- _Description of the task_: Copy out each line that has "distance" in it.

- _Information supplied_:
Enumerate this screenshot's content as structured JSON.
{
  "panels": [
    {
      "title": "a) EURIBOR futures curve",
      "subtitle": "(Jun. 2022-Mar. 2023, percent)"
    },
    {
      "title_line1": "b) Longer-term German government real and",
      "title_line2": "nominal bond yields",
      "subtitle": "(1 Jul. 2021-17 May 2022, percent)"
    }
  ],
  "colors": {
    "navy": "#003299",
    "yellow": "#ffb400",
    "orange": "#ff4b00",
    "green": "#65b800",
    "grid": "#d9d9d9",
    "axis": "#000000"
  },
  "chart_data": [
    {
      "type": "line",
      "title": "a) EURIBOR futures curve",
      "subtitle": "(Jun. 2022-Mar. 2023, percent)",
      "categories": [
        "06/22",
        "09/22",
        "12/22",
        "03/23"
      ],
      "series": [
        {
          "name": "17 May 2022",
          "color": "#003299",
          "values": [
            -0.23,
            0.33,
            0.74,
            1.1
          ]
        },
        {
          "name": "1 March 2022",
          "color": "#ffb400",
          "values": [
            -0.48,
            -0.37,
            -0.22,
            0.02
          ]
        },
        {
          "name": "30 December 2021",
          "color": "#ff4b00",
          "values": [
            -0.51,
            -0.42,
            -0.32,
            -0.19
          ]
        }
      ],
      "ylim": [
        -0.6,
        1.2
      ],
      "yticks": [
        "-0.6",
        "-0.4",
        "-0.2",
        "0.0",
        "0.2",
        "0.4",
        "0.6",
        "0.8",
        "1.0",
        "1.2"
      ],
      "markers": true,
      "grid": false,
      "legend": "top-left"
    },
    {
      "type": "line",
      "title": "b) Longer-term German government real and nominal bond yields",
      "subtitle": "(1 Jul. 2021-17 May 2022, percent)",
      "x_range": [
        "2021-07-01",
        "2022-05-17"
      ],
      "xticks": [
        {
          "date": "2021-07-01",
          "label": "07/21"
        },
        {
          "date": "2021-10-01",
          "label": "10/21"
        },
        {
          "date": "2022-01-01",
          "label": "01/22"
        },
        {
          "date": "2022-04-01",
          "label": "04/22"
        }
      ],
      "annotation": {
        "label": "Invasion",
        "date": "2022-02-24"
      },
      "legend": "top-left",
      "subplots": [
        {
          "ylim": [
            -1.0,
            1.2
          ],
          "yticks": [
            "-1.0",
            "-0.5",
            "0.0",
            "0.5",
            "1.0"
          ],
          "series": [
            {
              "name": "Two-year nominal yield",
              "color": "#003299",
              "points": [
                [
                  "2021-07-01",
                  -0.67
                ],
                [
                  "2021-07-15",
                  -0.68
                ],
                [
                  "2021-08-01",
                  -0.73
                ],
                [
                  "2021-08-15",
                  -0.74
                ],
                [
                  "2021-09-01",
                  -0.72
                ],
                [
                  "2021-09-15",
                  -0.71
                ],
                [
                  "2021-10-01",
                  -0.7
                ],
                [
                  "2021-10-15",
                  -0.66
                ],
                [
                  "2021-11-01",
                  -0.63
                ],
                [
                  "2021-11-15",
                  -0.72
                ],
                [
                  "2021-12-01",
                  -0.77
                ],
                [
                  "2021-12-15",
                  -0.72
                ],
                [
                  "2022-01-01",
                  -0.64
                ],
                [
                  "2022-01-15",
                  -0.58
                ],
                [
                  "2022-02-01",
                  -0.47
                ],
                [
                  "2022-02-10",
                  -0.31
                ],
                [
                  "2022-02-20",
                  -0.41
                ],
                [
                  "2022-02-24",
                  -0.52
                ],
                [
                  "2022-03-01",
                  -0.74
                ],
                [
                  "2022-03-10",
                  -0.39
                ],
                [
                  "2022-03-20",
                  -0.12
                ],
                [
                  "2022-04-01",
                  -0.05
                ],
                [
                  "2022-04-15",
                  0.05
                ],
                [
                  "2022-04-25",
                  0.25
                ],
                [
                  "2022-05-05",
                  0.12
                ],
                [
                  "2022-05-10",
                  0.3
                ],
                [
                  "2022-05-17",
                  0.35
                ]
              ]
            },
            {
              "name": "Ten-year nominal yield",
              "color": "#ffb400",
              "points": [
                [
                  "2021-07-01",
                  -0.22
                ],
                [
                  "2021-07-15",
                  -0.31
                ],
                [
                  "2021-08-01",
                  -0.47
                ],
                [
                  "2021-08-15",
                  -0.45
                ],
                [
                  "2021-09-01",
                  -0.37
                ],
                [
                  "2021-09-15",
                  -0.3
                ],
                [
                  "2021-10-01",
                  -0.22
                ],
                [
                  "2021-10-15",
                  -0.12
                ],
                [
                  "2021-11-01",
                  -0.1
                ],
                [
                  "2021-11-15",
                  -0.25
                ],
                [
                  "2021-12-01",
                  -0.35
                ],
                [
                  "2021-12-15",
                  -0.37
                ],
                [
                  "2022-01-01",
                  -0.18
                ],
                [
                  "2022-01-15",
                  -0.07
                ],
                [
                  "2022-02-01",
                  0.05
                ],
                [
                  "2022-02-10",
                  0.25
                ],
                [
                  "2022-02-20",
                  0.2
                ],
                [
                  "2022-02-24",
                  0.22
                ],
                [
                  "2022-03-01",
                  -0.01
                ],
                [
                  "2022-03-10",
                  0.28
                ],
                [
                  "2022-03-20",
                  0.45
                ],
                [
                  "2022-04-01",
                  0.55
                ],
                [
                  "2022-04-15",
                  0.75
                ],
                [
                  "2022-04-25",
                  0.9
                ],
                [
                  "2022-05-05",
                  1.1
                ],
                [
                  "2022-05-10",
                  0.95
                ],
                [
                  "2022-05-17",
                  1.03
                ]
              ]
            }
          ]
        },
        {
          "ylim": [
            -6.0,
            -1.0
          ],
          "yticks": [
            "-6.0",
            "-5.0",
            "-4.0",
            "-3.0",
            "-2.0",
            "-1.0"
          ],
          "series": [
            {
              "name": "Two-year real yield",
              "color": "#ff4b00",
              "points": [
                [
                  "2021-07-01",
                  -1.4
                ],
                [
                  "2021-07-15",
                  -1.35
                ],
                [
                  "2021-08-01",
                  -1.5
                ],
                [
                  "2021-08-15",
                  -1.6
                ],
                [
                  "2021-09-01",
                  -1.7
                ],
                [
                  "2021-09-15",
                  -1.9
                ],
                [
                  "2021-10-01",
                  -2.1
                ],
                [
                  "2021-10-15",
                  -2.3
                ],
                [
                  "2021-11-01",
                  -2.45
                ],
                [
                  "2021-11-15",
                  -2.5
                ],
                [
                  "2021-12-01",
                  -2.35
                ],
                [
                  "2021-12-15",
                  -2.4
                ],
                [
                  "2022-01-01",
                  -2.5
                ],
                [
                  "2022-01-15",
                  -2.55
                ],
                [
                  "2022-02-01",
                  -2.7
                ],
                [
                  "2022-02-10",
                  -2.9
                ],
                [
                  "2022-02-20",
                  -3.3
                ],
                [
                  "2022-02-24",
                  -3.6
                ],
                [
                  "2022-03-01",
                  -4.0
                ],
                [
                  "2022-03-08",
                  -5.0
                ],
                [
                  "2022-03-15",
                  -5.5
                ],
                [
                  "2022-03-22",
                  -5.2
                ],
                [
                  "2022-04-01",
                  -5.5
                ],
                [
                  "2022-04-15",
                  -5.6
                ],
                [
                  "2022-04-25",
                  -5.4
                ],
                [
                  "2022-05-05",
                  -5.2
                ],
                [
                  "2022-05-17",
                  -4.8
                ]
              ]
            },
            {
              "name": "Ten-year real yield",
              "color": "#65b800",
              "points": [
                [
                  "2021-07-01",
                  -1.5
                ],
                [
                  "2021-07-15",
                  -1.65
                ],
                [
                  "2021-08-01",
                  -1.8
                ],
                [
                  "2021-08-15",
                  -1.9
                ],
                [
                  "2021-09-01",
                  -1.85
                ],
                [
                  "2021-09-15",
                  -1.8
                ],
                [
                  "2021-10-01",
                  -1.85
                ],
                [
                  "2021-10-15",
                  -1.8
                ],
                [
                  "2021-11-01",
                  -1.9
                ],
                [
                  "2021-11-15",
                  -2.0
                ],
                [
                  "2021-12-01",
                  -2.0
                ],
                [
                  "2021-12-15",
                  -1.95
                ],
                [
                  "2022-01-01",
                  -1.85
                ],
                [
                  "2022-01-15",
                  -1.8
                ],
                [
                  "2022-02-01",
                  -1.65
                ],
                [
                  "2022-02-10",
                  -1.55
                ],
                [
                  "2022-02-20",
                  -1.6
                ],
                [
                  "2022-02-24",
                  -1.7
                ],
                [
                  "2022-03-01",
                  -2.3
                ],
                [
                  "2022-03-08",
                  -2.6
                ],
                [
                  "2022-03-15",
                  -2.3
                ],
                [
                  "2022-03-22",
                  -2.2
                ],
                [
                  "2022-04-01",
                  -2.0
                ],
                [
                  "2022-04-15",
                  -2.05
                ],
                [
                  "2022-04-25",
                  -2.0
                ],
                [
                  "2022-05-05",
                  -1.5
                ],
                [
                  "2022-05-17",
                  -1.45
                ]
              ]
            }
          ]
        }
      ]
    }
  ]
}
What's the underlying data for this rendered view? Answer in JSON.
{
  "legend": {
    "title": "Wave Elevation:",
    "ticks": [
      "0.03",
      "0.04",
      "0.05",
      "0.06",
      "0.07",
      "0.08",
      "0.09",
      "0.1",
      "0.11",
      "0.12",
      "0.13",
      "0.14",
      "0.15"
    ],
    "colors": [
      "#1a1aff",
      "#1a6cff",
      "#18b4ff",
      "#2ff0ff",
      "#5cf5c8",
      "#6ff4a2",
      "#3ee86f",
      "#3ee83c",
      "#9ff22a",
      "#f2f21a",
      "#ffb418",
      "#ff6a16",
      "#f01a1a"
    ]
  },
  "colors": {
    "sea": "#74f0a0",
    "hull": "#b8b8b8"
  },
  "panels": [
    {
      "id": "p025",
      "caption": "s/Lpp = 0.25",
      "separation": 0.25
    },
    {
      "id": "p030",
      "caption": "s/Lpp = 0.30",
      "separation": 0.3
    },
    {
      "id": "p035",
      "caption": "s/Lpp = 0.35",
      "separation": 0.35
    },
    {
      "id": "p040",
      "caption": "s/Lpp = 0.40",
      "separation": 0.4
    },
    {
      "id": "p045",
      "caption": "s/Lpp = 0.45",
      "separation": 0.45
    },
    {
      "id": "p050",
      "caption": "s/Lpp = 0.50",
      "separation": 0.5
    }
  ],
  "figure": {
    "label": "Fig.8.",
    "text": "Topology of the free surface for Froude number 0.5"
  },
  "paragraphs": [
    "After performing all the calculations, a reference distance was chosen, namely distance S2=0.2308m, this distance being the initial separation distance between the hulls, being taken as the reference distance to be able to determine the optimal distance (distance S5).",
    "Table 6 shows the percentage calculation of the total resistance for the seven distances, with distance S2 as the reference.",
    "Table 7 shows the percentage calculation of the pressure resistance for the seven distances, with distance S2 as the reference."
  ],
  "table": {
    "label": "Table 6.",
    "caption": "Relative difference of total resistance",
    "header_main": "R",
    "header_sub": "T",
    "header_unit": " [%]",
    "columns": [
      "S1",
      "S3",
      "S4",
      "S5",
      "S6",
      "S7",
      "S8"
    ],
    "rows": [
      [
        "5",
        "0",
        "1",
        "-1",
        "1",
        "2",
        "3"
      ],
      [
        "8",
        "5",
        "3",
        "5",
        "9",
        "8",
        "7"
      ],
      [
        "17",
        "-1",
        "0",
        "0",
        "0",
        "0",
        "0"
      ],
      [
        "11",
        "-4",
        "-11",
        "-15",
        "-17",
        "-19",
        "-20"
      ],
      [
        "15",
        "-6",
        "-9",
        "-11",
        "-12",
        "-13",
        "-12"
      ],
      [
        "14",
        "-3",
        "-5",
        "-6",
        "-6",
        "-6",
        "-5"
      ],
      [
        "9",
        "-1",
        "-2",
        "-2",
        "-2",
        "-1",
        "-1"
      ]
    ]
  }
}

- _Reply to the exercise_:
    "After performing all the calculations, a reference distance was chosen, namely distance S2=0.2308m, this distance being the initial separation distance between the hulls, being taken as the reference distance to be able to determine the optimal distance (distance S5).",
    "Table 6 shows the percentage calculation of the total resistance for the seven distances, with distance S2 as the reference.",
    "Table 7 shows the percentage calculation of the pressure resistance for the seven distances, with distance S2 as the reference."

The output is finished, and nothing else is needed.